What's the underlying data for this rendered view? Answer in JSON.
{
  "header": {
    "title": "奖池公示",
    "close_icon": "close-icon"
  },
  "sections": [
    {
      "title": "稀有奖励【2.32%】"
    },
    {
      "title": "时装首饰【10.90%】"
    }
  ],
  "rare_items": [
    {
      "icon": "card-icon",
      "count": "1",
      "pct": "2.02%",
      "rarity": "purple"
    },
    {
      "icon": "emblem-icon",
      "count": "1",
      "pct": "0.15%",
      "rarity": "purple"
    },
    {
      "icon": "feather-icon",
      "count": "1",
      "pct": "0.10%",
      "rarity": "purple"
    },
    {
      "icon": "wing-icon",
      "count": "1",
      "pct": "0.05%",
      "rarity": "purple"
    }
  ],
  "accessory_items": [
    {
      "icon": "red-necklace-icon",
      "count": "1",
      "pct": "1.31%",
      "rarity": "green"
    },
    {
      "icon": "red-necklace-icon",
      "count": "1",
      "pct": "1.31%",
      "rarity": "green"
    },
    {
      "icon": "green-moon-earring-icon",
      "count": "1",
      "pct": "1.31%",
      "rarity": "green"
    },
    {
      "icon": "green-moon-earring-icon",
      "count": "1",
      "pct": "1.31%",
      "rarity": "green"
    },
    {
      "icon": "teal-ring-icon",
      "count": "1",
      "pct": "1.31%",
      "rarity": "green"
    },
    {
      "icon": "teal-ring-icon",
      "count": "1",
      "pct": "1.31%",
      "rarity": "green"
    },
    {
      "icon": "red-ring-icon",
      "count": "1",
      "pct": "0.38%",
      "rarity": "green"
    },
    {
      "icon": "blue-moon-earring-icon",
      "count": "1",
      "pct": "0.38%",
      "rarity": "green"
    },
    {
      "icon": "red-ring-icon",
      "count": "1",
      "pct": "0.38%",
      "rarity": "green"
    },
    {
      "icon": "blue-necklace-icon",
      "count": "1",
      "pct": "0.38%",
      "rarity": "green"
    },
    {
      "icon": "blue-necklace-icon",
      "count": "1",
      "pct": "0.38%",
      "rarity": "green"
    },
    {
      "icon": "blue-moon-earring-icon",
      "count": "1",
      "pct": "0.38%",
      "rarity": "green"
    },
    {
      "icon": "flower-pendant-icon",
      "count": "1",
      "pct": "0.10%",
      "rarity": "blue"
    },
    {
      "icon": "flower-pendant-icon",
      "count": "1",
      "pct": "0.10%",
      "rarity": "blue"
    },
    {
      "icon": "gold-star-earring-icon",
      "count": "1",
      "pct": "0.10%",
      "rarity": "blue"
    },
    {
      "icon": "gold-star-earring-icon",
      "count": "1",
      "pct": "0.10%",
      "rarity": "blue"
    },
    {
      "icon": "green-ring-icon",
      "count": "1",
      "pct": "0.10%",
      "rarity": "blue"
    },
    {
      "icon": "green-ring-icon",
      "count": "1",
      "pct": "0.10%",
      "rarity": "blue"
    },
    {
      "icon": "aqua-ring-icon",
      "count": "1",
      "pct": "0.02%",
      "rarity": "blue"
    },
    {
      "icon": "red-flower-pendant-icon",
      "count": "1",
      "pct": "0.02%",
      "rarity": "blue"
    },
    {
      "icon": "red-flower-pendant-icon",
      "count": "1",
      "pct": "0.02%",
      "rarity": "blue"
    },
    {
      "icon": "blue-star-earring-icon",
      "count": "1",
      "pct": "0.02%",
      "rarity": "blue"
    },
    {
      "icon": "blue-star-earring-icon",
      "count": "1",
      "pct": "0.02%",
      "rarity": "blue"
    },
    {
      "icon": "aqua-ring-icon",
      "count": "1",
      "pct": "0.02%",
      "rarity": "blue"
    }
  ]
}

:::::

> What is required
Output all of the data again. Match it exactly.

> Task response
What's the underlying data for this rendered view? Answer in JSON.
{
  "header": {
    "title": "奖池公示",
    "close_icon": "close-icon"
  },
  "sections": [
    {
      "title": "稀有奖励【2.32%】"
    },
    {
      "title": "时装首饰【10.90%】"
    }
  ],
  "rare_items": [
    {
      "icon": "card-icon",
      "count": "1",
      "pct": "2.02%",
      "rarity": "purple"
    },
    {
      "icon": "emblem-icon",
      "count": "1",
      "pct": "0.15%",
      "rarity": "purple"
    },
    {
      "icon": "feather-icon",
      "count": "1",
      "pct": "0.10%",
      "rarity": "purple"
    },
    {
      "icon": "wing-icon",
      "count": "1",
      "pct": "0.05%",
      "rarity": "purple"
    }
  ],
  "accessory_items": [
    {
      "icon": "red-necklace-icon",
      "count": "1",
      "pct": "1.31%",
      "rarity": "green"
    },
    {
      "icon": "red-necklace-icon",
      "count": "1",
      "pct": "1.31%",
      "rarity": "green"
    },
    {
      "icon": "green-moon-earring-icon",
      "count": "1",
      "pct": "1.31%",
      "rarity": "green"
    },
    {
      "icon": "green-moon-earring-icon",
      "count": "1",
      "pct": "1.31%",
      "rarity": "green"
    },
    {
      "icon": "teal-ring-icon",
      "count": "1",
      "pct": "1.31%",
      "rarity": "green"
    },
    {
      "icon": "teal-ring-icon",
      "count": "1",
      "pct": "1.31%",
      "rarity": "green"
    },
    {
      "icon": "red-ring-icon",
      "count": "1",
      "pct": "0.38%",
      "rarity": "green"
    },
    {
      "icon": "blue-moon-earring-icon",
      "count": "1",
      "pct": "0.38%",
      "rarity": "green"
    },
    {
      "icon": "red-ring-icon",
      "count": "1",
      "pct": "0.38%",
      "rarity": "green"
    },
    {
      "icon": "blue-necklace-icon",
      "count": "1",
      "pct": "0.38%",
      "rarity": "green"
    },
    {
      "icon": "blue-necklace-icon",
      "count": "1",
      "pct": "0.38%",
      "rarity": "green"
    },
    {
      "icon": "blue-moon-earring-icon",
      "count": "1",
      "pct": "0.38%",
      "rarity": "green"
    },
    {
      "icon": "flower-pendant-icon",
      "count": "1",
      "pct": "0.10%",
      "rarity": "blue"
    },
    {
      "icon": "flower-pendant-icon",
      "count": "1",
      "pct": "0.10%",
      "rarity": "blue"
    },
    {
      "icon": "gold-star-earring-icon",
      "count": "1",
      "pct": "0.10%",
      "rarity": "blue"
    },
    {
      "icon": "gold-star-earring-icon",
      "count": "1",
      "pct": "0.10%",
      "rarity": "blue"
    },
    {
      "icon": "green-ring-icon",
      "count": "1",
      "pct": "0.10%",
      "rarity": "blue"
    },
    {
      "icon": "green-ring-icon",
      "count": "1",
      "pct": "0.10%",
      "rarity": "blue"
    },
    {
      "icon": "aqua-ring-icon",
      "count": "1",
      "pct": "0.02%",
      "rarity": "blue"
    },
    {
      "icon": "red-flower-pendant-icon",
      "count": "1",
      "pct": "0.02%",
      "rarity": "blue"
    },
    {
      "icon": "red-flower-pendant-icon",
      "count": "1",
      "pct": "0.02%",
      "rarity": "blue"
    },
    {
      "icon": "blue-star-earring-icon",
      "count": "1",
      "pct": "0.02%",
      "rarity": "blue"
    },
    {
      "icon": "blue-star-earring-icon",
      "count": "1",
      "pct": "0.02%",
      "rarity": "blue"
    },
    {
      "icon": "aqua-ring-icon",
      "count": "1",
      "pct": "0.02%",
      "rarity": "blue"
    }
  ]
}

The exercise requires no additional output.